Some records
##########
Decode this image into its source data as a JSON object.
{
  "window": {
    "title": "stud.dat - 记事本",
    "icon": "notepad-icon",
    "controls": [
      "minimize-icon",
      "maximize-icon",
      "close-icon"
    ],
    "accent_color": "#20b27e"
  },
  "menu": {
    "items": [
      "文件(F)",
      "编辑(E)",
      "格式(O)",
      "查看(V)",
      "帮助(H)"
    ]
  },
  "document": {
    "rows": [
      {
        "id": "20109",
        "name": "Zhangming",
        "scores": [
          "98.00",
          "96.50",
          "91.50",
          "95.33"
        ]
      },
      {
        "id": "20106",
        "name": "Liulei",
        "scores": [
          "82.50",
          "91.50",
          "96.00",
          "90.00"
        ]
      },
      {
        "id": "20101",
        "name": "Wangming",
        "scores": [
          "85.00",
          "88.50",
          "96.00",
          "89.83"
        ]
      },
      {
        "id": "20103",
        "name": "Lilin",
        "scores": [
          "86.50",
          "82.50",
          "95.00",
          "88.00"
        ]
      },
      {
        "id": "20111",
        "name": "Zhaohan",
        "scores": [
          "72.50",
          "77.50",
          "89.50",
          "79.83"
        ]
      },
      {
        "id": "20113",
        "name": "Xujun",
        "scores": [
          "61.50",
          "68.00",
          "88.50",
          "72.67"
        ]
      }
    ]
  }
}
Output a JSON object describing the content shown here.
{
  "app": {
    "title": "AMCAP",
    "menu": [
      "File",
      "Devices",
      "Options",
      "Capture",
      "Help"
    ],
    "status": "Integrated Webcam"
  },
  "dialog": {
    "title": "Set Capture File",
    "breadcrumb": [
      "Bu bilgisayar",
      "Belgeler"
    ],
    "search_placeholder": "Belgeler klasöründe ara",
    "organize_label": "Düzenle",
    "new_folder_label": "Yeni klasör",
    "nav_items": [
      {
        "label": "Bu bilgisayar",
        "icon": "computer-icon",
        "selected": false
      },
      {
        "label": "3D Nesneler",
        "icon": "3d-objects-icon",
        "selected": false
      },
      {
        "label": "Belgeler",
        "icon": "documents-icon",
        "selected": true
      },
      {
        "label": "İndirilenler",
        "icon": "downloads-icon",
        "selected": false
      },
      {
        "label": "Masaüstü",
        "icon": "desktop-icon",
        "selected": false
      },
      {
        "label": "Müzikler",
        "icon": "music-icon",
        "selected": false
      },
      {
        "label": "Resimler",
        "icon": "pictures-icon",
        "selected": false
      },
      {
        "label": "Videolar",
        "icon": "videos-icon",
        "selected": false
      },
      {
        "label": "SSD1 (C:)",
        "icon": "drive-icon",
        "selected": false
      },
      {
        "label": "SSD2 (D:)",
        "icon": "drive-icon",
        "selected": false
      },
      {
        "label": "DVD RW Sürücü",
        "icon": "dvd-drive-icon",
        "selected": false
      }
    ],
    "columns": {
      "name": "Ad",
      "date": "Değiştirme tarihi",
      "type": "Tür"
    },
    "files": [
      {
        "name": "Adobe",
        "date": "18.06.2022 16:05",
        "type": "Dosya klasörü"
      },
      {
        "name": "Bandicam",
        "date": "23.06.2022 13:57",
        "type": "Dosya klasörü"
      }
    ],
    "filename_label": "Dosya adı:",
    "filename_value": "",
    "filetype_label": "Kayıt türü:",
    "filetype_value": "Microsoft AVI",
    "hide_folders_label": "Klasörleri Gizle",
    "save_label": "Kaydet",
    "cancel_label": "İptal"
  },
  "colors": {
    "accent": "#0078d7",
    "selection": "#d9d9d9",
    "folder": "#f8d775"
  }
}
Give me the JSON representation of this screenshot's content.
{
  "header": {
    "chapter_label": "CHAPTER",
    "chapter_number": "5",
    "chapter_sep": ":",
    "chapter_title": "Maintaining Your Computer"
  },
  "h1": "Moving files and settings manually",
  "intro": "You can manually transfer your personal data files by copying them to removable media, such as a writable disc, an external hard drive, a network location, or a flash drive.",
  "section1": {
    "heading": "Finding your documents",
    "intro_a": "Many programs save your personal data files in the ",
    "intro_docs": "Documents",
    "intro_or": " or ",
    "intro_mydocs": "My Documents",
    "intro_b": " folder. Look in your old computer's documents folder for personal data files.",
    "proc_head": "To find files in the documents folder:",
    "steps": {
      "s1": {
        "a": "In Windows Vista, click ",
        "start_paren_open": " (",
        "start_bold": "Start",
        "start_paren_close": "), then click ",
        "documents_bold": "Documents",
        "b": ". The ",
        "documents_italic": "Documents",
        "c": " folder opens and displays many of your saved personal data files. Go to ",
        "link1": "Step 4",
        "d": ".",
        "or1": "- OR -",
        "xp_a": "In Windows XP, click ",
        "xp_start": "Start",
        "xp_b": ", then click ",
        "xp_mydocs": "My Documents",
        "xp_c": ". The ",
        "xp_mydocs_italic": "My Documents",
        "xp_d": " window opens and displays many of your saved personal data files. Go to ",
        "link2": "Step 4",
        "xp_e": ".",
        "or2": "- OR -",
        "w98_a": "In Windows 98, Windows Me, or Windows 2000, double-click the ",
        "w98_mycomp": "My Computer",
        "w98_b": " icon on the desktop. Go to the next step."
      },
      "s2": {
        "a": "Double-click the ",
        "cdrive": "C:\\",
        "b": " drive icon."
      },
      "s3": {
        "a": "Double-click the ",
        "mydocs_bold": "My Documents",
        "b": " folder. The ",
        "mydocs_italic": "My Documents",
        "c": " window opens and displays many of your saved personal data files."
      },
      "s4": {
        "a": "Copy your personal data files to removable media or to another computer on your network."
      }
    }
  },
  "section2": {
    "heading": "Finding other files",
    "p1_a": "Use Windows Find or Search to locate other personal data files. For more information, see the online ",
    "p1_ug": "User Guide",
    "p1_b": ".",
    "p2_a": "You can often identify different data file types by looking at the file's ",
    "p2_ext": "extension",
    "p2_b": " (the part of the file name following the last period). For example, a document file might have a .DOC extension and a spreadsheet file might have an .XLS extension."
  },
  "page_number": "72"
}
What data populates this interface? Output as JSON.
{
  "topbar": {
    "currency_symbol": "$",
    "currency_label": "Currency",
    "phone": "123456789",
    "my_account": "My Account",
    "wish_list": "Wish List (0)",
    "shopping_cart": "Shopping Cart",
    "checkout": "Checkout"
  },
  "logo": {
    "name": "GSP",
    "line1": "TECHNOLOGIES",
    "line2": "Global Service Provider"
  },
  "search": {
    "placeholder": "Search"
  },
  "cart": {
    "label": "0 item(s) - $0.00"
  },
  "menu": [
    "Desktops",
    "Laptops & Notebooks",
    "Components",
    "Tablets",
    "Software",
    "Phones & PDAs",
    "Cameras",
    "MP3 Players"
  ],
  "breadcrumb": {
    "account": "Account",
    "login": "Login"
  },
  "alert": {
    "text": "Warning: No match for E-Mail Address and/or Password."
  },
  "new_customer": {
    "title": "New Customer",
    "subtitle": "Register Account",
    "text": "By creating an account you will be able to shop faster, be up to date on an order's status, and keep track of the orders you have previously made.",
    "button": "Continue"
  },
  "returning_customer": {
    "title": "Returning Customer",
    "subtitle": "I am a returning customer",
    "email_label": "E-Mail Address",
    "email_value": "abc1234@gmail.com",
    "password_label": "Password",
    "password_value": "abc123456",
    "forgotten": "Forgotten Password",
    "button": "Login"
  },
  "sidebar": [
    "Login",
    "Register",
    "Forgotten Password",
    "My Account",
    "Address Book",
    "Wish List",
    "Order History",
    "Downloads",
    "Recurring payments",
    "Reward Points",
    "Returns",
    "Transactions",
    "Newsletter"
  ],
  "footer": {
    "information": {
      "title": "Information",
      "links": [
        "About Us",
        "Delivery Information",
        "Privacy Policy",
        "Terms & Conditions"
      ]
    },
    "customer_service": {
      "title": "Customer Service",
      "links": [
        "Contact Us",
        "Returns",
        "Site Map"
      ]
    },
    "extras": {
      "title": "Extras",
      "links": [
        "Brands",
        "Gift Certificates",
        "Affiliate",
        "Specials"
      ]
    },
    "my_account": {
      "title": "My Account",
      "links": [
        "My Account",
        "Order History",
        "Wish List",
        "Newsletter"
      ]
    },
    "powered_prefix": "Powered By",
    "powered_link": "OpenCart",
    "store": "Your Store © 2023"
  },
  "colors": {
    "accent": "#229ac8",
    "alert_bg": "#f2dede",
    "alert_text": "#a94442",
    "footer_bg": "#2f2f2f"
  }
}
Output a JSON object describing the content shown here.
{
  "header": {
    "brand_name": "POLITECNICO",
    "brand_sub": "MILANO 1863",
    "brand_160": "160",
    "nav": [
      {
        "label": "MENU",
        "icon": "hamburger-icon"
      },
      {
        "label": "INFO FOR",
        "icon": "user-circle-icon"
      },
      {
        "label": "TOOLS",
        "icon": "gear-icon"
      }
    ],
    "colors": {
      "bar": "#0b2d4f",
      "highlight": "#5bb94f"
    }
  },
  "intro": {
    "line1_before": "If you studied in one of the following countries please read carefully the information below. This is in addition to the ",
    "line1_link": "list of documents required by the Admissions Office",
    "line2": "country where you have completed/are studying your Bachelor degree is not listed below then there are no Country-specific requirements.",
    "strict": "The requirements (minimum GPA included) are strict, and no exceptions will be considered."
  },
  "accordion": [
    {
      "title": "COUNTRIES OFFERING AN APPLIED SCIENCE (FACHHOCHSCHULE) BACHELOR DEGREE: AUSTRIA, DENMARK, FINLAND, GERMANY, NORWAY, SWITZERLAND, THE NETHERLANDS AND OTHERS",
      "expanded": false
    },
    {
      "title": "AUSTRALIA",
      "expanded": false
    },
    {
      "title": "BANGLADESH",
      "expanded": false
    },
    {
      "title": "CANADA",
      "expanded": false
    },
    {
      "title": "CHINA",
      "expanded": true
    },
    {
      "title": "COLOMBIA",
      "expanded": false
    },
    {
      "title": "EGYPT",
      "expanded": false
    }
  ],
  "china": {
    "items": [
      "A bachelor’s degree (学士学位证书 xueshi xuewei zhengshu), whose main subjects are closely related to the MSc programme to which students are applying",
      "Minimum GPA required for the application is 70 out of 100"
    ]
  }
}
##########
Collect every line above that contains the word "have".

    "p2_b": " (the part of the file name following the last period). For example, a document file might have a .DOC extension and a spreadsheet file might have an .XLS extension."
    "text": "By creating an account you will be able to shop faster, be up to date on an order's status, and keep track of the orders you have previously made.",
    "line2": "country where you have completed/are studying your Bachelor degree is not listed below then there are no Country-specific requirements.",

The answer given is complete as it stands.